Report all lines from the entries below in which "funds" appears.

— Begin —

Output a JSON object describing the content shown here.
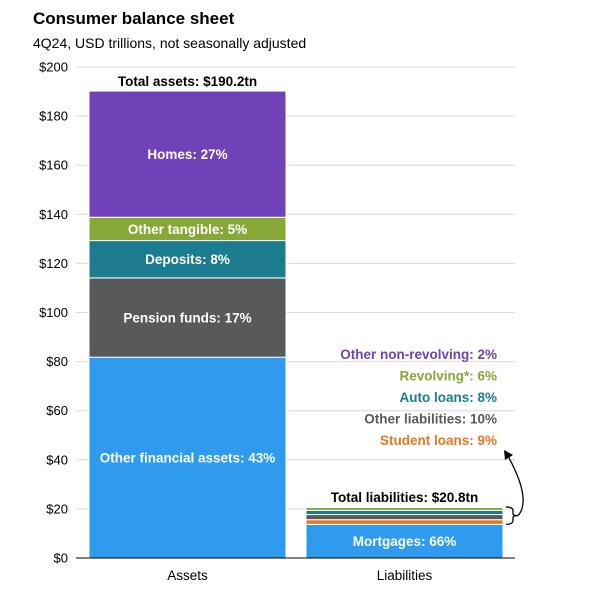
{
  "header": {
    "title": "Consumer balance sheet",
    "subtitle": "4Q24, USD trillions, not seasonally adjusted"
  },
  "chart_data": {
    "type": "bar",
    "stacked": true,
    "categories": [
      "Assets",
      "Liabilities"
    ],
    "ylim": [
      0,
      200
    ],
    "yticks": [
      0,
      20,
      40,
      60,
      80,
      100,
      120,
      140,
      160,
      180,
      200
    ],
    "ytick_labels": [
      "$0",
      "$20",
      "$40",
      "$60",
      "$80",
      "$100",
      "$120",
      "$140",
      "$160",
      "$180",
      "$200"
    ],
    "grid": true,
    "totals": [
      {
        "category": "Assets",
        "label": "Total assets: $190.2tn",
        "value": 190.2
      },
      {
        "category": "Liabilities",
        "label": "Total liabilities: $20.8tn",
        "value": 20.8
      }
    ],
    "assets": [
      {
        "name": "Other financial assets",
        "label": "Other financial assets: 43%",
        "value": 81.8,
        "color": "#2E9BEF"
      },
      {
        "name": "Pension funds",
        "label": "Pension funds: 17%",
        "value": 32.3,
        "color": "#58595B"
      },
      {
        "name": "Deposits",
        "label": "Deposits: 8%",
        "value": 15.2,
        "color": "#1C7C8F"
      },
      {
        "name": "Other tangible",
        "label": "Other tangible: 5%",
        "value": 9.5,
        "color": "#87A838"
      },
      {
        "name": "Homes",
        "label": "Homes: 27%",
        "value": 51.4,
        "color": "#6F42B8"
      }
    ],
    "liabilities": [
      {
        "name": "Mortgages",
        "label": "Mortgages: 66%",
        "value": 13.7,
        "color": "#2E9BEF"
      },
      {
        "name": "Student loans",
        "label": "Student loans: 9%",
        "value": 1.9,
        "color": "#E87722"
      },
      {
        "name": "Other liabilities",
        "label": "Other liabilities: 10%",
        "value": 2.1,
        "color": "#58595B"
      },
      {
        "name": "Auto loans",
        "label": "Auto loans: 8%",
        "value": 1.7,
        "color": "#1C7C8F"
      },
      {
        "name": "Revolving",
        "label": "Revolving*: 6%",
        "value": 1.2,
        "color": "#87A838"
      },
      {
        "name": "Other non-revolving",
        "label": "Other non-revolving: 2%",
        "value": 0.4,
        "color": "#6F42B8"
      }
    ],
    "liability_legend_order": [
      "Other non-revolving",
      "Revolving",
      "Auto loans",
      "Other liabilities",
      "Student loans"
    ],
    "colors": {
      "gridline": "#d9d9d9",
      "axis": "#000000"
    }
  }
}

— End —
— Begin —

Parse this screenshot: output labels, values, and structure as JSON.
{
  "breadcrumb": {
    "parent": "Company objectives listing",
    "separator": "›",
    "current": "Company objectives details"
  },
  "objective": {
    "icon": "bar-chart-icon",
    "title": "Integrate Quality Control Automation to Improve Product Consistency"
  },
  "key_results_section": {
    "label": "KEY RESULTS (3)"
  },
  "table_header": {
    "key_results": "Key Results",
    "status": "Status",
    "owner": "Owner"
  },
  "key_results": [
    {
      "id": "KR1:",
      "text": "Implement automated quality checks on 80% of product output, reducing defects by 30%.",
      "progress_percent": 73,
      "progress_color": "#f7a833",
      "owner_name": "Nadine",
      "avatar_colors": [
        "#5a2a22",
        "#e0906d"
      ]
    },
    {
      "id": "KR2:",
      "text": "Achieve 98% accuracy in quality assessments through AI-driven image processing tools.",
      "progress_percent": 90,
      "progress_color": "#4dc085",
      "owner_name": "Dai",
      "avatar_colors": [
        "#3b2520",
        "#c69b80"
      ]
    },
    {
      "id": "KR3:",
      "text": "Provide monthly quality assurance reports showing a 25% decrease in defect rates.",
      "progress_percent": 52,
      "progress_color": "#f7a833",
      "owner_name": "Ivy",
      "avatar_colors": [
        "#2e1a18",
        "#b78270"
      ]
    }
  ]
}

— End —
— Begin —

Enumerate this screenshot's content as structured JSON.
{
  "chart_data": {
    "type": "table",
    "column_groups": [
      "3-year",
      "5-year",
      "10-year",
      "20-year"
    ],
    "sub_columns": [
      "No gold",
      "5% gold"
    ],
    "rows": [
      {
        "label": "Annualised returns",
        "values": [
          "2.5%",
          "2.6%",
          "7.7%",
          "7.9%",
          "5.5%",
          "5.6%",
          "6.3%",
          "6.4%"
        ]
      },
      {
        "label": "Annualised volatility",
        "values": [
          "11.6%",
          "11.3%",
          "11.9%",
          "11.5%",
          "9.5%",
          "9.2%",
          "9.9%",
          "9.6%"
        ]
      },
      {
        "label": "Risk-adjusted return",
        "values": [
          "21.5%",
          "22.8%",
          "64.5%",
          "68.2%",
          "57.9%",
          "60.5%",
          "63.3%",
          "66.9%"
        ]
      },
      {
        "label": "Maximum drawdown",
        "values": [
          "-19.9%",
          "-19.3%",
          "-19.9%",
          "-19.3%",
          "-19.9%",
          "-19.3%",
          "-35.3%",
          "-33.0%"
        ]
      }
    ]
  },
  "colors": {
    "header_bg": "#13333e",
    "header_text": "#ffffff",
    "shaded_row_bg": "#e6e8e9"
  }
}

— End —

_RESULT FOR THIS TASK_.
        "name": "Pension funds",
        "label": "Pension funds: 17%",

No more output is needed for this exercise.